Direction - Set down the records once more, please, exactly and with the pictures left out.

Input data -
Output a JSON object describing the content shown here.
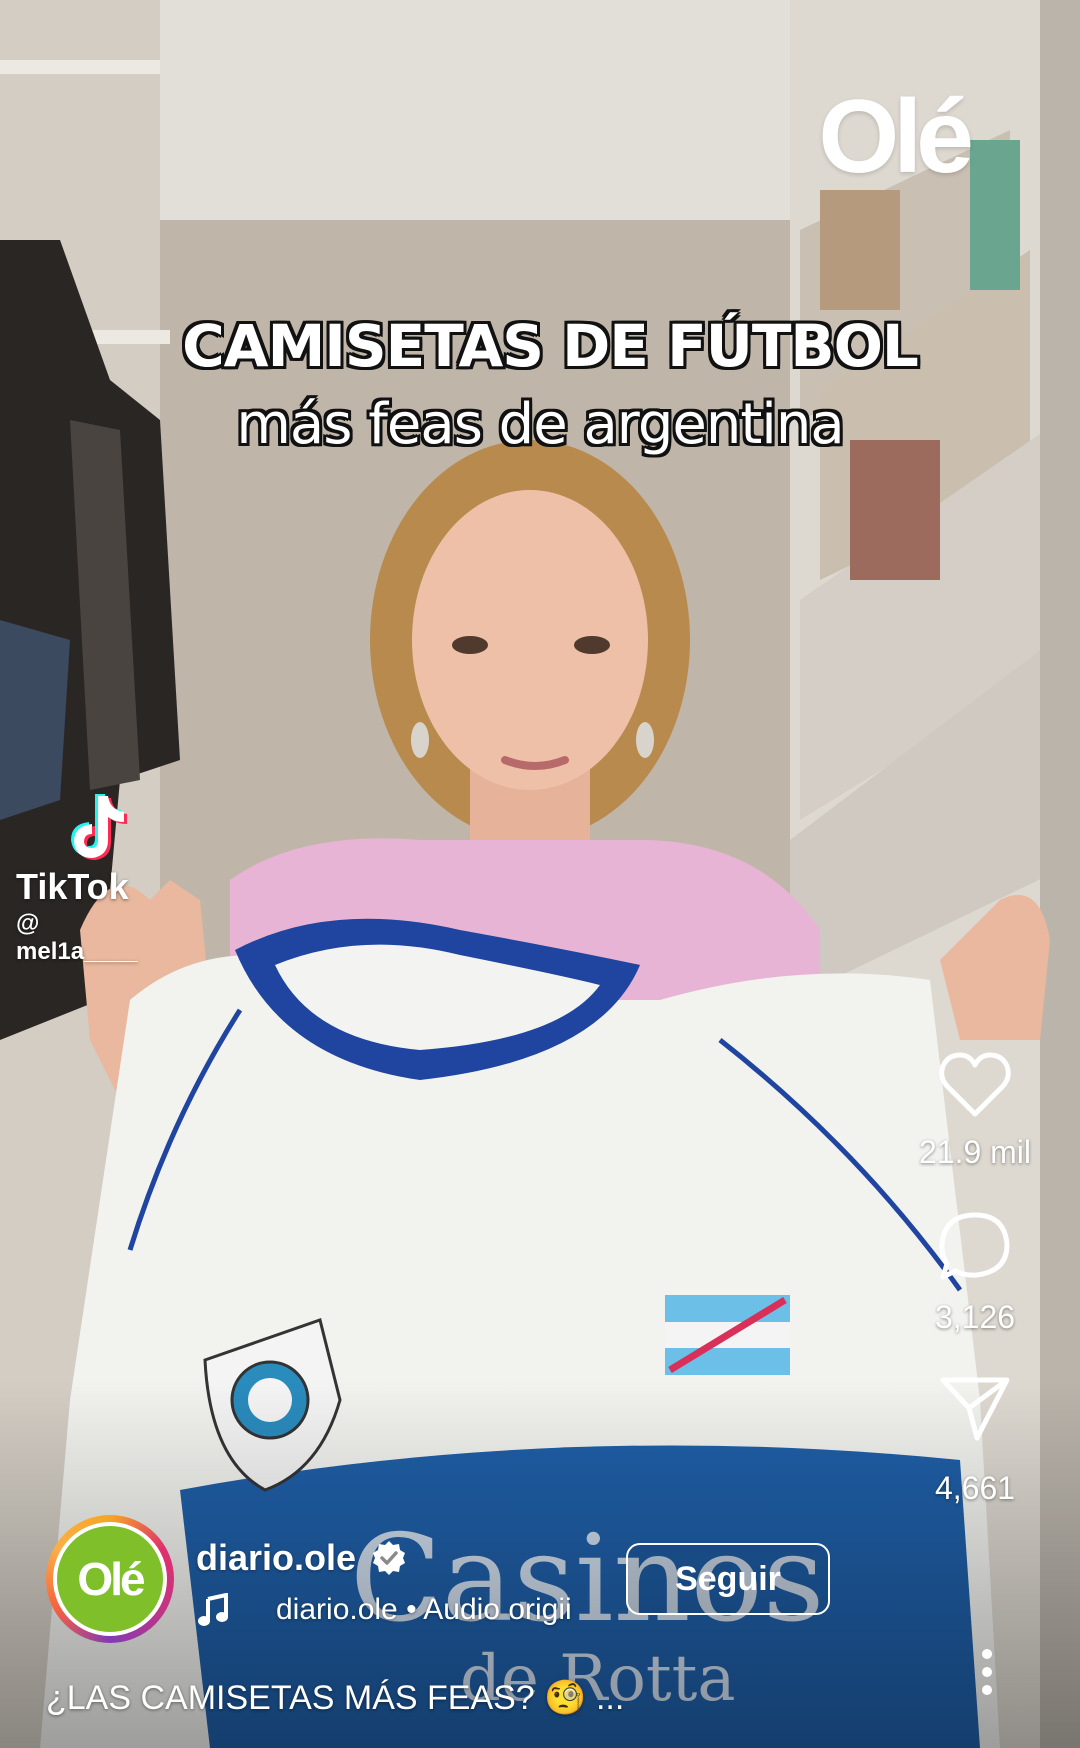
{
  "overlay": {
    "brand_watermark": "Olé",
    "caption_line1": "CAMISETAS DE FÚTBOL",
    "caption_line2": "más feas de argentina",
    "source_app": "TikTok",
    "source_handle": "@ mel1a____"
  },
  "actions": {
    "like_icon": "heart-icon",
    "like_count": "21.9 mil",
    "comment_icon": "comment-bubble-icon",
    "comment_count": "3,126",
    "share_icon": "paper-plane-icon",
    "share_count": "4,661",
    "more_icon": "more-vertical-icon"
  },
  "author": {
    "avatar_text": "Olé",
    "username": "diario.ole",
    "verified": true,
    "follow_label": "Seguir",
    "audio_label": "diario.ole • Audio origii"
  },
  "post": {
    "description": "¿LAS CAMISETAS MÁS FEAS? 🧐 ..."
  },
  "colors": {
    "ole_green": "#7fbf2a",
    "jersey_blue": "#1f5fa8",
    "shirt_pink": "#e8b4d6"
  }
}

Solution to the exercise -
Output a JSON object describing the content shown here.
{
  "overlay": {
    "brand_watermark": "Olé",
    "caption_line1": "CAMISETAS DE FÚTBOL",
    "caption_line2": "más feas de argentina",
    "source_app": "TikTok",
    "source_handle": "@ mel1a____"
  },
  "actions": {
    "like_icon": "heart-icon",
    "like_count": "21.9 mil",
    "comment_icon": "comment-bubble-icon",
    "comment_count": "3,126",
    "share_icon": "paper-plane-icon",
    "share_count": "4,661",
    "more_icon": "more-vertical-icon"
  },
  "author": {
    "avatar_text": "Olé",
    "username": "diario.ole",
    "verified": true,
    "follow_label": "Seguir",
    "audio_label": "diario.ole • Audio origii"
  },
  "post": {
    "description": "¿LAS CAMISETAS MÁS FEAS? 🧐 ..."
  },
  "colors": {
    "ole_green": "#7fbf2a",
    "jersey_blue": "#1f5fa8",
    "shirt_pink": "#e8b4d6"
  }
}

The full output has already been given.